==== GIVEN DATA
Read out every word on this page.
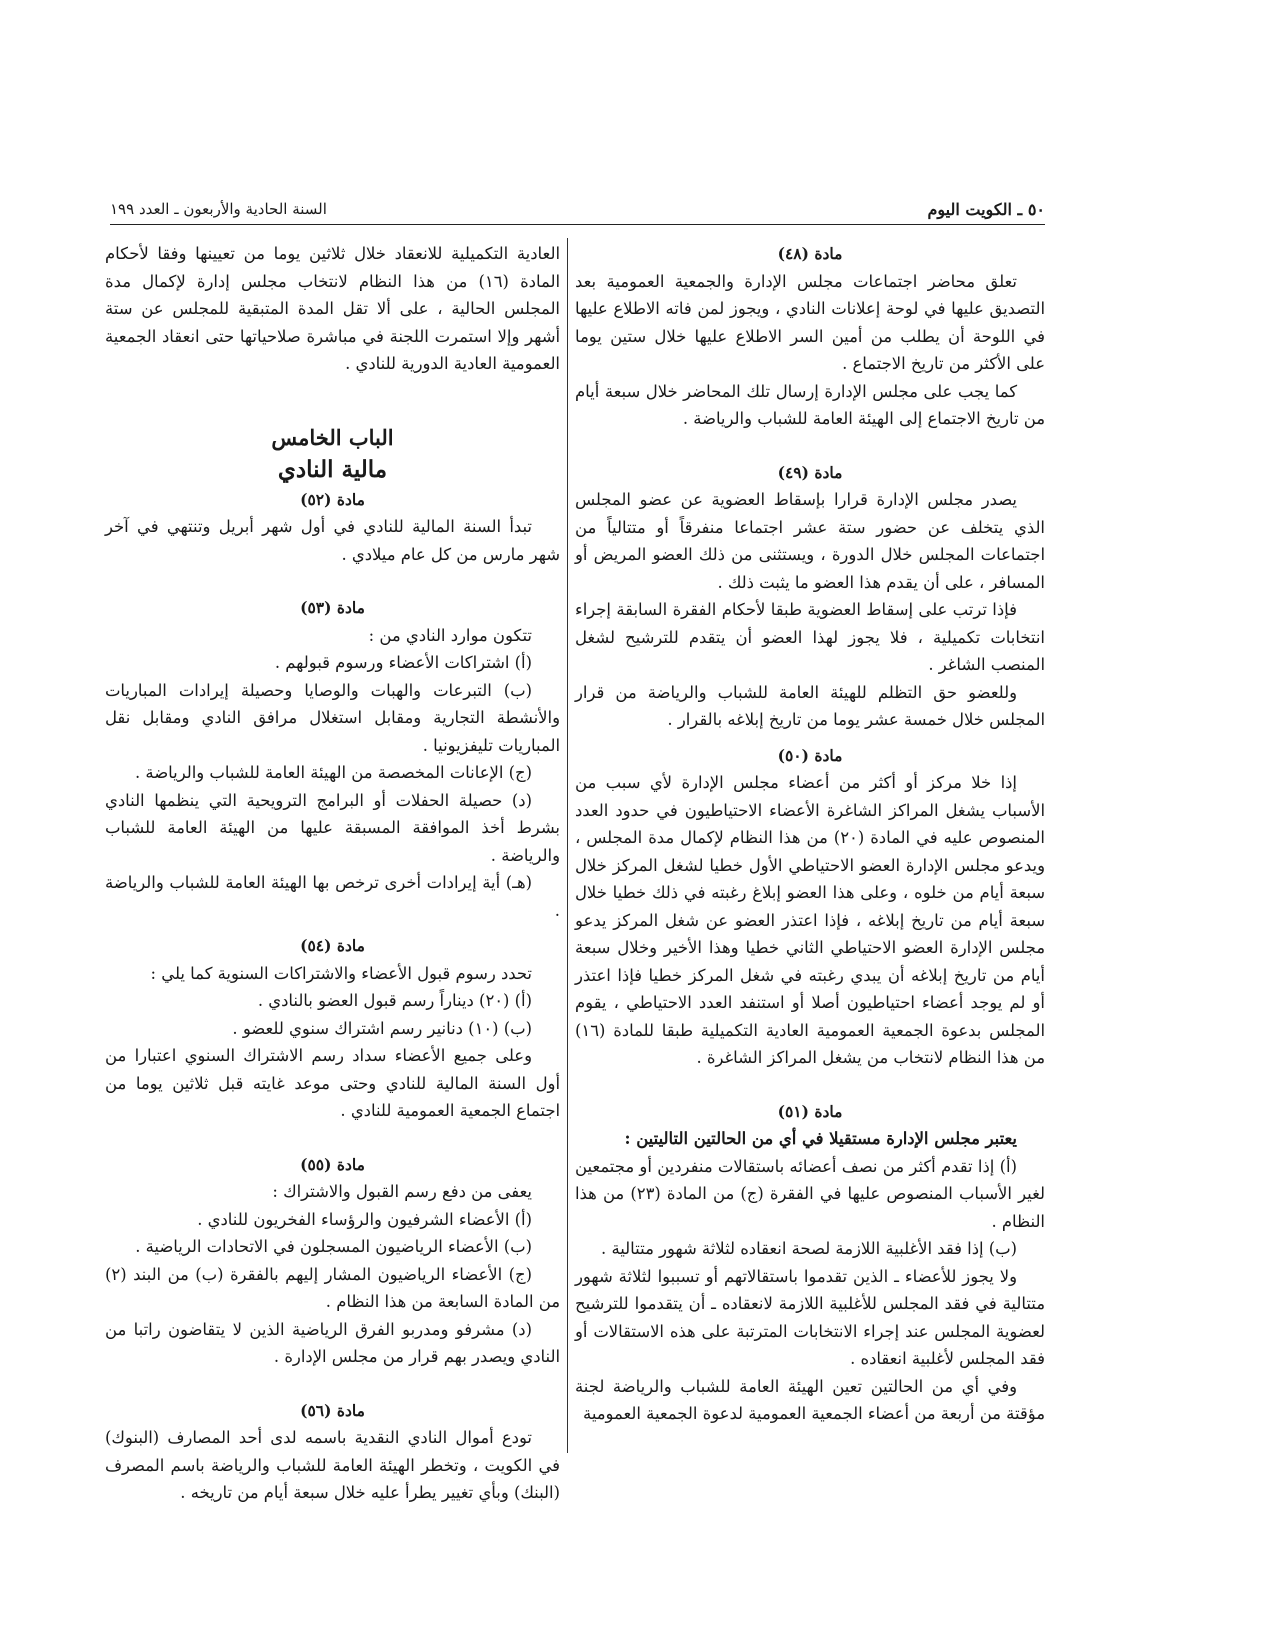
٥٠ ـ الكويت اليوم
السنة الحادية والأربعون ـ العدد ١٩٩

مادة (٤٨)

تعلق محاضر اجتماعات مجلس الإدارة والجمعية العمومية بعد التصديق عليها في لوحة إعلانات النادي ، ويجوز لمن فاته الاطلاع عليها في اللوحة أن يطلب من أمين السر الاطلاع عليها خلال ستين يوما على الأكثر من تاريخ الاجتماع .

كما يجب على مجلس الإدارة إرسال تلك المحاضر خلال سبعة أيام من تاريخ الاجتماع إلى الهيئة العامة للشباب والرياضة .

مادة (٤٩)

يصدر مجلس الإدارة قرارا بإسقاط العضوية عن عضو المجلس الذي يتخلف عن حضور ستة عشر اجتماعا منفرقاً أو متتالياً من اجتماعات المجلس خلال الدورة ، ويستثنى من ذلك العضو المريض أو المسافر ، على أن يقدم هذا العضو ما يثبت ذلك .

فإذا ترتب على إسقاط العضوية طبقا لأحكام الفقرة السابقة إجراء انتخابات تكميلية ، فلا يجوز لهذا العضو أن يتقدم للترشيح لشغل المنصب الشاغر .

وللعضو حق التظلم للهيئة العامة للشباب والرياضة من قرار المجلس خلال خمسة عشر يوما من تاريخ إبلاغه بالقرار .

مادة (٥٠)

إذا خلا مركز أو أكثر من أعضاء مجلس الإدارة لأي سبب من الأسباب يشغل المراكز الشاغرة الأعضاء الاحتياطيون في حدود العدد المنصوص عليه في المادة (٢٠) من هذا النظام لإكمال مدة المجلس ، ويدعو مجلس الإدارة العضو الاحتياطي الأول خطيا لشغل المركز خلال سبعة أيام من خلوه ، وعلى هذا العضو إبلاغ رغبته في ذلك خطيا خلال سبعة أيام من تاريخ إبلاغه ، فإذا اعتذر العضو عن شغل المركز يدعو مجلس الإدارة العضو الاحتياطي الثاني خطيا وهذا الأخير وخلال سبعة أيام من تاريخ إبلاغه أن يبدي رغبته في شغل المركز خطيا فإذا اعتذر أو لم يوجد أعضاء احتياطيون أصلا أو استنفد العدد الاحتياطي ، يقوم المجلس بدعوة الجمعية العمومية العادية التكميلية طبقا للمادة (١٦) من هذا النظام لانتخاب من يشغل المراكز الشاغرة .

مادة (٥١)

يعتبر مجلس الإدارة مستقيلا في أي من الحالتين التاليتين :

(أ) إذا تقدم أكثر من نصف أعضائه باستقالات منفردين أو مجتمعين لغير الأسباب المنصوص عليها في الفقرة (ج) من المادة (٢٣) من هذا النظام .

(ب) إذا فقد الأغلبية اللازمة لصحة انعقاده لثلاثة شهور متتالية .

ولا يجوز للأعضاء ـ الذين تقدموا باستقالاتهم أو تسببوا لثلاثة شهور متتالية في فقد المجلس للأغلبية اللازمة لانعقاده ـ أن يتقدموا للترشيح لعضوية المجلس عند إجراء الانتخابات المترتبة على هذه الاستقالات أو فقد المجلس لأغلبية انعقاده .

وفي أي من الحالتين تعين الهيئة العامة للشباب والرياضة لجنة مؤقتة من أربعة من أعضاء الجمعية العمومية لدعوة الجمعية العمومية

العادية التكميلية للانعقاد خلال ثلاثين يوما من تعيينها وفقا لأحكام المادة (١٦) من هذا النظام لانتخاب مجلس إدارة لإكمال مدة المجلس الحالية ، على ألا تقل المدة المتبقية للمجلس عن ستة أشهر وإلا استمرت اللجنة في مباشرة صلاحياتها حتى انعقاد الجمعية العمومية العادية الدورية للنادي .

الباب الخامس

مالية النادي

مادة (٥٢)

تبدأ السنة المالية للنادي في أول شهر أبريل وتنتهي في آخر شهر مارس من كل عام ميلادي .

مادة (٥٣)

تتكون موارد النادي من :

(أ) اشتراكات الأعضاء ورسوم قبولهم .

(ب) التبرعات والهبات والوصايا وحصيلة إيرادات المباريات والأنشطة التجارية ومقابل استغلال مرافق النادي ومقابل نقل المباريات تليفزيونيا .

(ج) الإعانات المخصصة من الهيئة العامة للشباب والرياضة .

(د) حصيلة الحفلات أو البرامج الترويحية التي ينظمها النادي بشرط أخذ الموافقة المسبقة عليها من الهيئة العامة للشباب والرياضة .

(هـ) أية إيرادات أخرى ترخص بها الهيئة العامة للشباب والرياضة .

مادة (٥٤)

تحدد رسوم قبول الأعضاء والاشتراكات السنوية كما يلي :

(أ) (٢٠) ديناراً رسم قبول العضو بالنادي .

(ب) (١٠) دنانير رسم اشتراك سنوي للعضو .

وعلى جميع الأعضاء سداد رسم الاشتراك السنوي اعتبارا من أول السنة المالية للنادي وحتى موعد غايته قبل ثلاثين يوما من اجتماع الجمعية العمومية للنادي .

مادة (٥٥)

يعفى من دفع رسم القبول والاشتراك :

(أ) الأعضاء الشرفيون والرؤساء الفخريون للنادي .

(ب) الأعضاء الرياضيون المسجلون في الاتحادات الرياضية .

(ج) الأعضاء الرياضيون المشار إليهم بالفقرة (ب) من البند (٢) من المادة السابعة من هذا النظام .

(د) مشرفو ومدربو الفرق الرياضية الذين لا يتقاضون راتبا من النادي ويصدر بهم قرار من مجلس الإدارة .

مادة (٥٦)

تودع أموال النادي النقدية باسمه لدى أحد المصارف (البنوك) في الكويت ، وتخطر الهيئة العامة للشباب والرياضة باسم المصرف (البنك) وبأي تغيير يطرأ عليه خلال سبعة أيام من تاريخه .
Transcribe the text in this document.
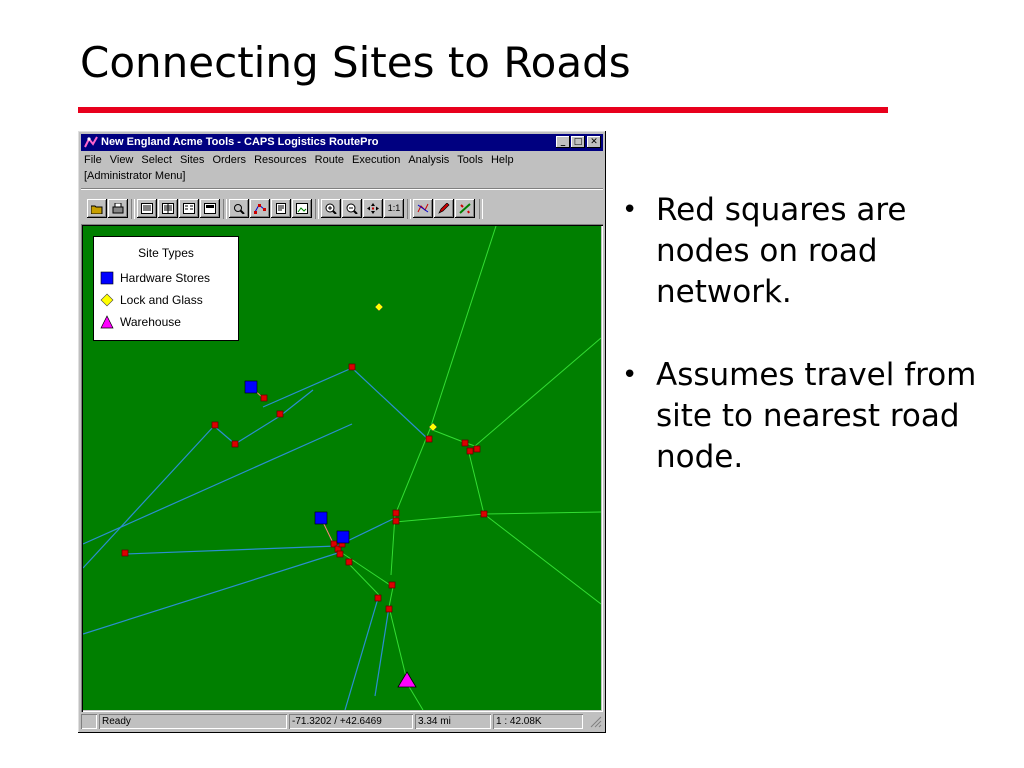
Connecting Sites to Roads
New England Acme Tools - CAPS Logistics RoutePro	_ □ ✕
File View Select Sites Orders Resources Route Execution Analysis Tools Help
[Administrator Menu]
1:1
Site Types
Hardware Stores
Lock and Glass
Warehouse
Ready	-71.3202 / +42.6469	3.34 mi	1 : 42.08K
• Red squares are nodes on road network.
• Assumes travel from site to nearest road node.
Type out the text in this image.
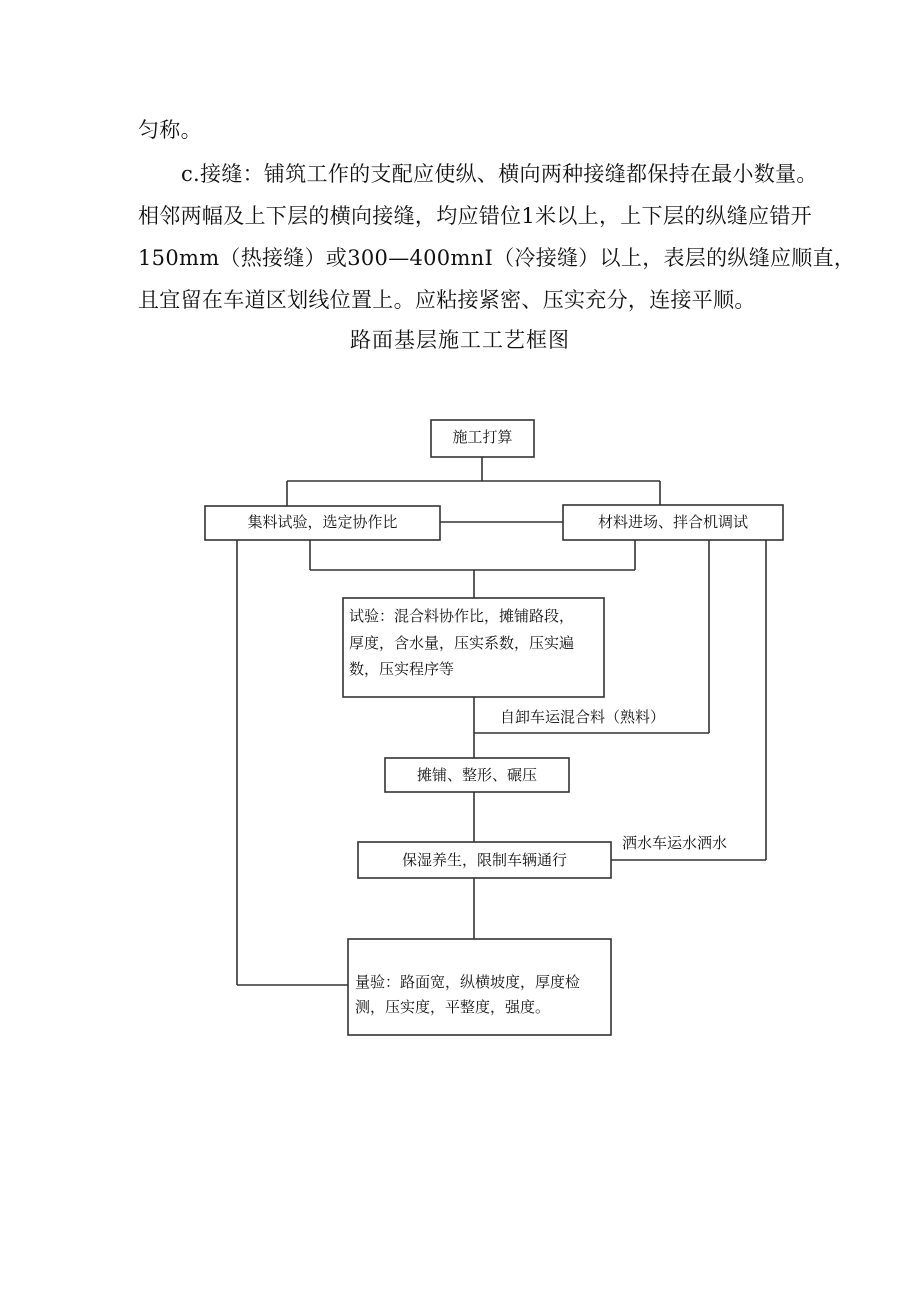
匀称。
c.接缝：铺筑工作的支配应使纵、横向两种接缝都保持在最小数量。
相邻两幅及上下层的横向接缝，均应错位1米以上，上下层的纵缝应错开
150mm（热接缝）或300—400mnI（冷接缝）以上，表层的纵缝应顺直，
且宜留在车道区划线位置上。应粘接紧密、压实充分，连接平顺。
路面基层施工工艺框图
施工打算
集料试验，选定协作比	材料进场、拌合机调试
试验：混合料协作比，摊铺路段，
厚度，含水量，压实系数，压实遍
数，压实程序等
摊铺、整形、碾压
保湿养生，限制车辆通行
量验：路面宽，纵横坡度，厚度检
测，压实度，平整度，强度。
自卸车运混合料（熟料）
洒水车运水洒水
========
From the data, collect all lines where the string "المنصوص" appears.

WRITTEN REPLY:
إذا خلا مركز أو أكثر من أعضاء مجلس الإدارة لأي سبب من الأسباب يشغل المراكز الشاغرة الأعضاء الاحتياطيون في حدود العدد المنصوص عليه في المادة (٢٠) من هذا النظام لإكمال مدة المجلس ، ويدعو مجلس الإدارة العضو الاحتياطي الأول خطيا لشغل المركز خلال سبعة أيام من خلوه ، وعلى هذا العضو إبلاغ رغبته في ذلك خطيا خلال سبعة أيام من تاريخ إبلاغه ، فإذا اعتذر العضو عن شغل المركز يدعو مجلس الإدارة العضو الاحتياطي الثاني خطيا وهذا الأخير وخلال سبعة أيام من تاريخ إبلاغه أن يبدي رغبته في شغل المركز خطيا فإذا اعتذر أو لم يوجد أعضاء احتياطيون أصلا أو استنفد العدد الاحتياطي ، يقوم المجلس بدعوة الجمعية العمومية العادية التكميلية طبقا للمادة (١٦) من هذا النظام لانتخاب من يشغل المراكز الشاغرة .
(أ) إذا تقدم أكثر من نصف أعضائه باستقالات منفردين أو مجتمعين لغير الأسباب المنصوص عليها في الفقرة (ج) من المادة (٢٣) من هذا النظام .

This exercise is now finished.